- What this task involves
What is the count of lines in the listing below that hold the string "document"? Reply with that number alone.

□ □ □ □ □ □ □

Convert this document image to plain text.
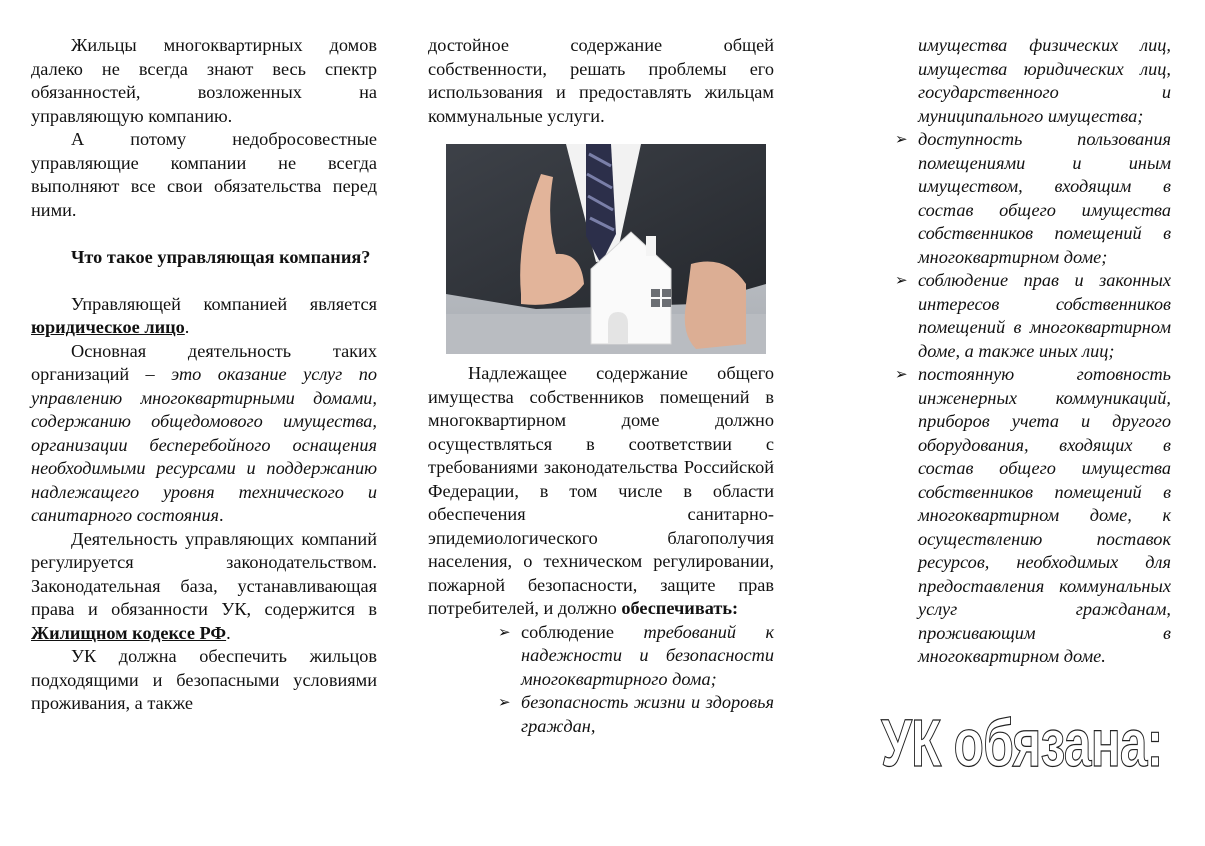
Жильцы многоквартирных домов далеко не всегда знают весь спектр обязанностей, возложенных на управляющую компанию.

А потому недобросовестные управляющие компании не всегда выполняют все свои обязательства перед ними.

Что такое управляющая компания?

Управляющей компанией является юридическое лицо.

Основная деятельность таких организаций – это оказание услуг по управлению многоквартирными домами, содержанию общедомового имущества, организации бесперебойного оснащения необходимыми ресурсами и поддержанию надлежащего уровня технического и санитарного состояния.

Деятельность управляющих компаний регулируется законодательством. Законодательная база, устанавливающая права и обязанности УК, содержится в Жилищном кодексе РФ.

УК должна обеспечить жильцов подходящими и безопасными условиями проживания, а также

достойное содержание общей собственности, решать проблемы его использования и предоставлять жильцам коммунальные услуги.

Надлежащее содержание общего имущества собственников помещений в многоквартирном доме должно осуществляться в соответствии с требованиями законодательства Российской Федерации, в том числе в области обеспечения санитарно-эпидемиологического благополучия населения, о техническом регулировании, пожарной безопасности, защите прав потребителей, и должно обеспечивать:

➢ соблюдение требований к надежности и безопасности многоквартирного дома;
➢ безопасность жизни и здоровья граждан,

имущества физических лиц, имущества юридических лиц, государственного и муниципального имущества;

➢ доступность пользования помещениями и иным имуществом, входящим в состав общего имущества собственников помещений в многоквартирном доме;
➢ соблюдение прав и законных интересов собственников помещений в многоквартирном доме, а также иных лиц;
➢ постоянную готовность инженерных коммуникаций, приборов учета и другого оборудования, входящих в состав общего имущества собственников помещений в многоквартирном доме, к осуществлению поставок ресурсов, необходимых для предоставления коммунальных услуг гражданам, проживающим в многоквартирном доме.
УК обязана:
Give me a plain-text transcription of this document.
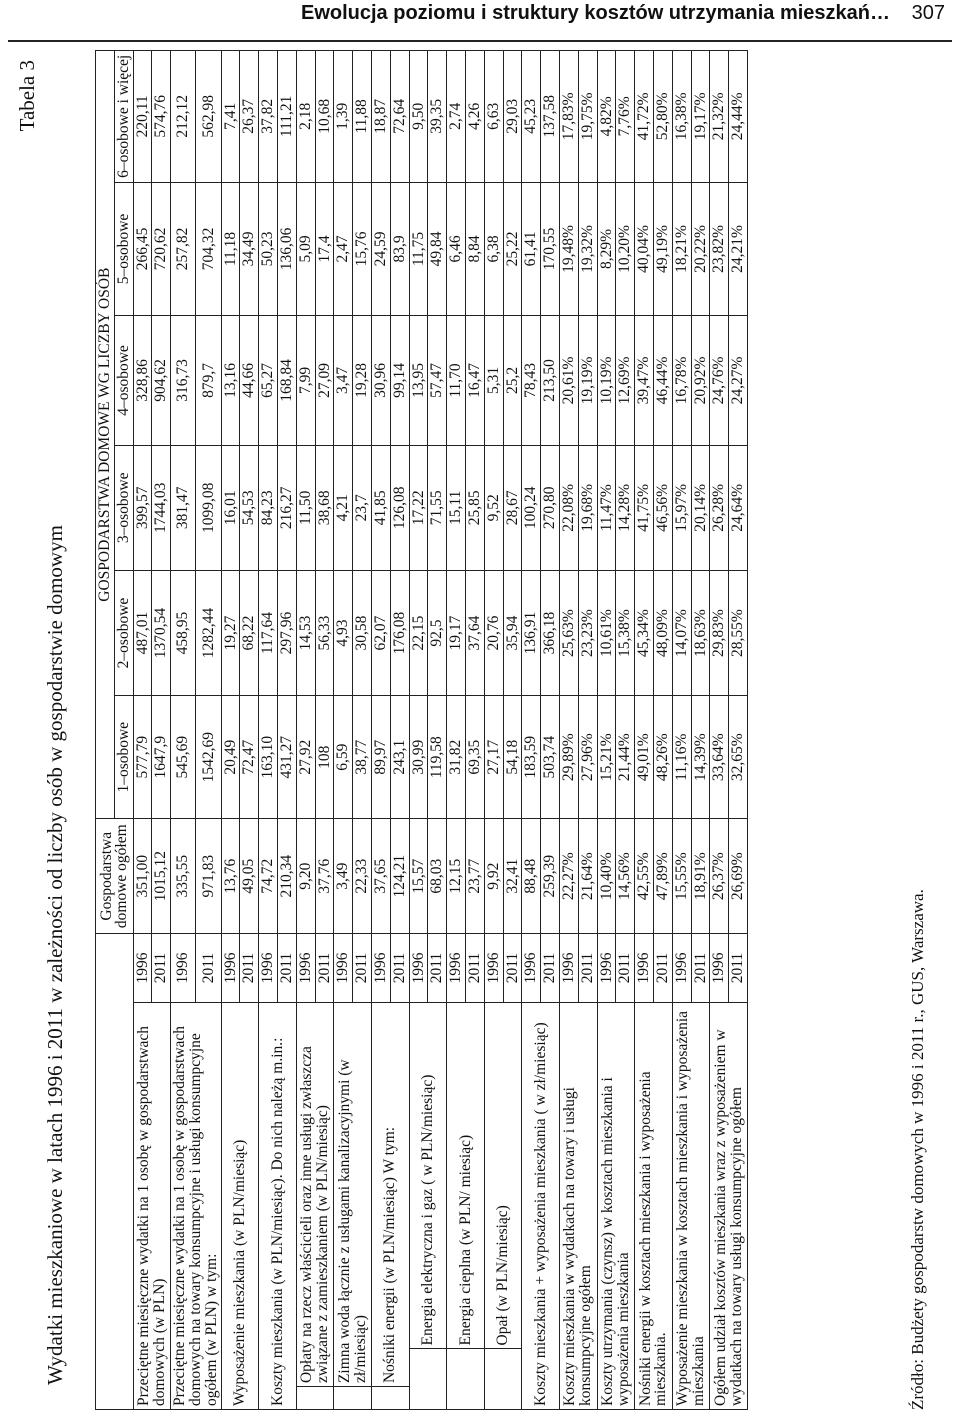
Ewolucja poziomu i struktury kosztów utrzymania mieszkań… 307
Tabela 3
Wydatki mieszkaniowe w latach 1996 i 2011 w zależności od liczby osób w gospodarstwie domowym
				Gospodarstwa domowe ogółem	GOSPODARSTWA DOMOWE WG LICZBY OSÓB					
					1–osobowe	2–osobowe	3–osobowe	4–osobowe	5–osobowe	6–osobowe i więcej
Przeciętne miesięczne wydatki na 1 osobę w gospodarstwach domowych (w PLN)			1996	351,00	577,79	487,01	399,57	328,86	266,45	220,11
			2011	1015,12	1647,9	1370,54	1744,03	904,62	720,62	574,76
Przeciętne miesięczne wydatki na 1 osobę w gospodarstwach domowych na towary konsumpcyjne i usługi konsumpcyjne ogółem (w PLN) w tym:			1996	335,55	545,69	458,95	381,47	316,73	257,82	212,12
			2011	971,83	1542,69	1282,44	1099,08	879,7	704,32	562,98
Wyposażenie mieszkania (w PLN/miesiąc)			1996	13,76	20,49	19,27	16,01	13,16	11,18	7,41
			2011	49,05	72,47	68,22	54,53	44,66	34,49	26,37
Koszty mieszkania (w PLN/miesiąc). Do nich należą m.in.:			1996	74,72	163,10	117,64	84,23	65,27	50,23	37,82
			2011	210,34	431,27	297,96	216,27	168,84	136,06	111,21
	Opłaty na rzecz właścicieli oraz inne usługi zwłaszcza związane z zamieszkaniem (w PLN/miesiąc)		1996	9,20	27,92	14,53	11,50	7,99	5,09	2,18
			2011	37,76	108	56,33	38,68	27,09	17,4	10,68
	Zimna woda łącznie z usługami kanalizacyjnymi (w zł/miesiąc)		1996	3,49	6,59	4,93	4,21	3,47	2,47	1,39
			2011	22,33	38,77	30,58	23,7	19,28	15,76	11,88
	Nośniki energii (w PLN/miesiąc) W tym:		1996	37,65	89,97	62,07	41,85	30,96	24,59	18,87
			2011	124,21	243,1	176,08	126,08	99,14	83,9	72,64
		Energia elektryczna i gaz ( w PLN/miesiąc)	1996	15,57	30,99	22,15	17,22	13,95	11,75	9,50
			2011	68,03	119,58	92,5	71,55	57,47	49,84	39,35
		Energia cieplna (w PLN/ miesiąc)	1996	12,15	31,82	19,17	15,11	11,70	6,46	2,74
			2011	23,77	69,35	37,64	25,85	16,47	8,84	4,26
		Opał (w PLN/miesiąc)	1996	9,92	27,17	20,76	9,52	5,31	6,38	6,63
			2011	32,41	54,18	35,94	28,67	25,2	25,22	29,03
Koszty mieszkania + wyposażenia mieszkania ( w zł/miesiąc)			1996	88,48	183,59	136,91	100,24	78,43	61,41	45,23
			2011	259,39	503,74	366,18	270,80	213,50	170,55	137,58
Koszty mieszkania w wydatkach na towary i usługi konsumpcyjne ogółem			1996	22,27%	29,89%	25,63%	22,08%	20,61%	19,48%	17,83%
			2011	21,64%	27,96%	23,23%	19,68%	19,19%	19,32%	19,75%
Koszty utrzymania (czynsz) w kosztach mieszkania i wyposażenia mieszkania			1996	10,40%	15,21%	10,61%	11,47%	10,19%	8,29%	4,82%
			2011	14,56%	21,44%	15,38%	14,28%	12,69%	10,20%	7,76%
Nośniki energii w kosztach mieszkania i wyposażenia mieszkania.			1996	42,55%	49,01%	45,34%	41,75%	39,47%	40,04%	41,72%
			2011	47,89%	48,26%	48,09%	46,56%	46,44%	49,19%	52,80%
Wyposażenie mieszkania w kosztach mieszkania i wyposażenia mieszkania			1996	15,55%	11,16%	14,07%	15,97%	16,78%	18,21%	16,38%
			2011	18,91%	14,39%	18,63%	20,14%	20,92%	20,22%	19,17%
Ogółem udział kosztów mieszkania wraz z wyposażeniem w wydatkach na towary usługi konsumpcyjne ogółem			1996	26,37%	33,64%	29,83%	26,28%	24,76%	23,82%	21,32%
			2011	26,69%	32,65%	28,55%	24,64%	24,27%	24,21%	24,44%
Źródło: Budżety gospodarstw domowych w 1996 i 2011 r., GUS, Warszawa.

□ □ □ □ □ □ □

- Exercise solution
2